• **Document**
■ ■ ■ ■
Summary — HB 4638 (1969 PA 306; amends MCL 24.207)

Status and timeline
- Introduced: March 12, 2025 (Rep. Noah Arbit and others).
- Enacted: Signed by Governor June 20, 2025.
- Effective date: September 1, 2025.
- Related/tie-bar bills: HB 4640 and HB 4636 (bill text originally made enactment contingent on those bills); companion Senate bill SB 2336.

Purpose / intent
- HB 4638 amends the Administrative Procedures Act of 1969 (sec. 7, MCL 24.207) to specify that certain materials developed by the Department of Environment, Great Lakes, and Energy (EGLE) are not “rules” subject to the Michigan Administrative Procedures Act (APA). Specifically, it excludes “cleanup criteria and target detection limits developed by the department…under part 201 of the natural resources and environmental protection act” from the statutory definition of “rule.”

Key provisions
- Amendment to the definition of “rule” (MCL 24.207): adds an exclusion stating that cleanup criteria and target detection limits established by EGLE under Part 201 (MCL 324.20101–324.20142) are not rules under the APA.
- The statutory change means those EGLE-developed cleanup criteria and target detection limits are not subject to the APA’s rulemaking procedures (e.g., notice-and-comment rulemaking, public hearings, legislative review processes tied to rule promulgation).

Who is affected
- Department of Environment, Great Lakes, and Energy (EGLE): gains ability to develop or revise Part 201 cleanup criteria and target detection limits outside the APA rulemaking framework.
- Regulated parties: responsible parties for contaminated sites (private and municipal), consultants, environmental remediation firms, and permittees who rely on Part 201 standards.
- Public and stakeholders: environmental and community groups, local governments, and citizens concerned with groundwater and surface water cleanup standards and contamination monitoring.
- Administrative/legal processes: regulatory oversight, transparency, opportunities for public input, and procedural avenues for challenge or review may be altered for these specific criteria.

Potential impacts (practical effects)
- Administrative flexibility: EGLE could adopt or adjust cleanup criteria and target detection limits more quickly and without formal APA procedures.
- Reduced procedural requirements: public notice, formal comment periods, and certain legislative oversight associated with rulemaking would not automatically apply to these items.
- Effects on transparency and accountability: stakeholders may have fewer formal opportunities to comment on or contest changes to cleanup standards; legal routes tied to APA-defined rules may be narrower.
- Regulatory certainty: changes could produce faster updates to remediation metrics, but may also raise concerns about predictability for regulated entities and consistency of environmental protections.

Text and statutory reference
- Amends: Administrative Procedures Act of 1969, Section 7 (MCL 24.207), as amended by 2022 PA 134. The excluded materials are described as those developed under Part 201 of the Natural Resources and Environmental Protection Act (MCL 324.20101–324.20142).

Compiled from official sources — confirm details with the bill’s official record.
■ ■ ■ ■
• **Written instruction A**
Answer these questions using the HB 4638 summary:
(i) What effective date does it give?
(ii) Which department develops the cleanup criteria and target detection limits that are excluded from the definition of "rule"?
(iii) What companion Senate bill does it list?
• **Written instruction B**
Copy the passage of the HB 4638 summary starting with "- The statutory" and going on through "and contamination monitoring.", without changes.
■ ■ ■ ■
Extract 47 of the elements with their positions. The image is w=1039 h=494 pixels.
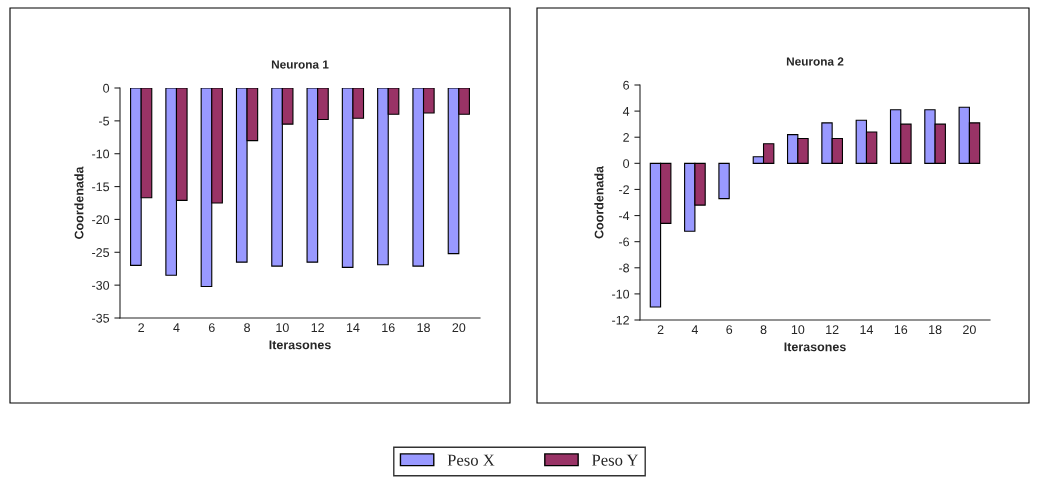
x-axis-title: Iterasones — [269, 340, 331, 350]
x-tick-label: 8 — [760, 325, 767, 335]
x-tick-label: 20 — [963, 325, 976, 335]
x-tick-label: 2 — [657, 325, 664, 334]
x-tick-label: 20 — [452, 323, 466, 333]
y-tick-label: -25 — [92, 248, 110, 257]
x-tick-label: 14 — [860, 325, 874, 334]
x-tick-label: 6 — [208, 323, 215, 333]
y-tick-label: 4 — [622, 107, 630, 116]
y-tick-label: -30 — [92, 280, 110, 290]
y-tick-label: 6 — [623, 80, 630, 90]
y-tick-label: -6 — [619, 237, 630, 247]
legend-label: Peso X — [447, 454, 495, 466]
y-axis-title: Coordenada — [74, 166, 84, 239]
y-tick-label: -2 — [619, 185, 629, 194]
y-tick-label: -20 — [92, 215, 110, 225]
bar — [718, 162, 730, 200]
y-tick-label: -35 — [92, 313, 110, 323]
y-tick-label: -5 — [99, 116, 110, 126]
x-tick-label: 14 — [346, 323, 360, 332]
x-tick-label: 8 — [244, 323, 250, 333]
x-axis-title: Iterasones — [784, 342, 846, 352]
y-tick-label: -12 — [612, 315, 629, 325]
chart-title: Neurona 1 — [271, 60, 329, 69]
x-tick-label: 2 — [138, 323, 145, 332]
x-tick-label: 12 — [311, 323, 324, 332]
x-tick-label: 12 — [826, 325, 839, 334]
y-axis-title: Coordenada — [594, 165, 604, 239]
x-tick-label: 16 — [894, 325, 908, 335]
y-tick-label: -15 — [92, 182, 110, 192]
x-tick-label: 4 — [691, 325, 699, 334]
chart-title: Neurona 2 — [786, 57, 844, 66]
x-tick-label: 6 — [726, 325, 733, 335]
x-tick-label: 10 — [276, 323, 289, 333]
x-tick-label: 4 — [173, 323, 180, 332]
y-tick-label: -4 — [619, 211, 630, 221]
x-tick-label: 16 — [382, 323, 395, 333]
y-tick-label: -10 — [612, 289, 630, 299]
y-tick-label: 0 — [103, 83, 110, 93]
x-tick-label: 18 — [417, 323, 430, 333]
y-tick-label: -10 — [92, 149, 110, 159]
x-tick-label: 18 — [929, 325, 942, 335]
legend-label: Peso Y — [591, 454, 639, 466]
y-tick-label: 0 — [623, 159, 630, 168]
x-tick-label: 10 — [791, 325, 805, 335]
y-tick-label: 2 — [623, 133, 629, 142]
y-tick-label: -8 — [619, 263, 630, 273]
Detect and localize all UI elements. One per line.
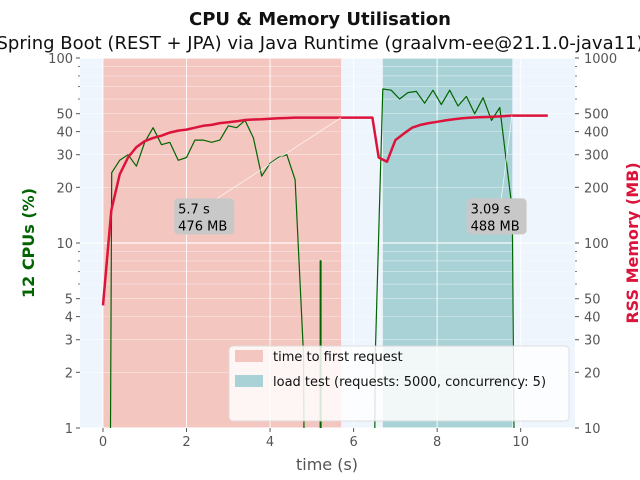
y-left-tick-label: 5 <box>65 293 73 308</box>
■ ■ ■ ■
• **Task result A**
(i) September 1, 2025.
(ii) The Department of Environment, Great Lakes, and Energy (EGLE).
(iii) SB 2336.

• **Task result B**
- The statutory change means those EGLE-developed cleanup criteria and target detection limits are not subject to the APA’s rulemaking procedures (e.g., notice-and-comment rulemaking, public hearings, legislative review processes tied to rule promulgation).

Who is affected
- Department of Environment, Great Lakes, and Energy (EGLE): gains ability to develop or revise Part 201 cleanup criteria and target detection limits outside the APA rulemaking framework.
- Regulated parties: responsible parties for contaminated sites (private and municipal), consultants, environmental remediation firms, and permittees who rely on Part 201 standards.
- Public and stakeholders: environmental and community groups, local governments, and citizens concerned with groundwater and surface water cleanup standards and contamination monitoring.